- _Given request_
Retype the listing that follows, word for word.

** start of Extracted records **

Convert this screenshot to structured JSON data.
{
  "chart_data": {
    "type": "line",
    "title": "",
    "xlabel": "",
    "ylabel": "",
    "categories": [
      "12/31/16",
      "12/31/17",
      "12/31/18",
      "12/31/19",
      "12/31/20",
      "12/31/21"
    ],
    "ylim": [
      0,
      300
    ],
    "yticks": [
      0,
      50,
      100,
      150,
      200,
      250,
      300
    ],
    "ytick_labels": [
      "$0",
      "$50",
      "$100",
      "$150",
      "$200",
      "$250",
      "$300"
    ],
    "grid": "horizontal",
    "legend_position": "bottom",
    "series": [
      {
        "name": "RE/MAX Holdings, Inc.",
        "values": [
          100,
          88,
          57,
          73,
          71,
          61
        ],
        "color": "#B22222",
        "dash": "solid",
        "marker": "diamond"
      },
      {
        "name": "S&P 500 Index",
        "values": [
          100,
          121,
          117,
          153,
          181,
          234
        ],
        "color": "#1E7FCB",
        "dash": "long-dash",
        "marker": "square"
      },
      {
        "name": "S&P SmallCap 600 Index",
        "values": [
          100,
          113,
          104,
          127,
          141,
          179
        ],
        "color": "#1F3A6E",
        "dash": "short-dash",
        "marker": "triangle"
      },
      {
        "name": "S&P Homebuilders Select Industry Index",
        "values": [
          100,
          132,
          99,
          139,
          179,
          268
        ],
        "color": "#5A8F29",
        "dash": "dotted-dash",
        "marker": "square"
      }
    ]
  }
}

** end of Extracted records **

- _The output_
Convert this screenshot to structured JSON data.
{
  "chart_data": {
    "type": "line",
    "title": "",
    "xlabel": "",
    "ylabel": "",
    "categories": [
      "12/31/16",
      "12/31/17",
      "12/31/18",
      "12/31/19",
      "12/31/20",
      "12/31/21"
    ],
    "ylim": [
      0,
      300
    ],
    "yticks": [
      0,
      50,
      100,
      150,
      200,
      250,
      300
    ],
    "ytick_labels": [
      "$0",
      "$50",
      "$100",
      "$150",
      "$200",
      "$250",
      "$300"
    ],
    "grid": "horizontal",
    "legend_position": "bottom",
    "series": [
      {
        "name": "RE/MAX Holdings, Inc.",
        "values": [
          100,
          88,
          57,
          73,
          71,
          61
        ],
        "color": "#B22222",
        "dash": "solid",
        "marker": "diamond"
      },
      {
        "name": "S&P 500 Index",
        "values": [
          100,
          121,
          117,
          153,
          181,
          234
        ],
        "color": "#1E7FCB",
        "dash": "long-dash",
        "marker": "square"
      },
      {
        "name": "S&P SmallCap 600 Index",
        "values": [
          100,
          113,
          104,
          127,
          141,
          179
        ],
        "color": "#1F3A6E",
        "dash": "short-dash",
        "marker": "triangle"
      },
      {
        "name": "S&P Homebuilders Select Industry Index",
        "values": [
          100,
          132,
          99,
          139,
          179,
          268
        ],
        "color": "#5A8F29",
        "dash": "dotted-dash",
        "marker": "square"
      }
    ]
  }
}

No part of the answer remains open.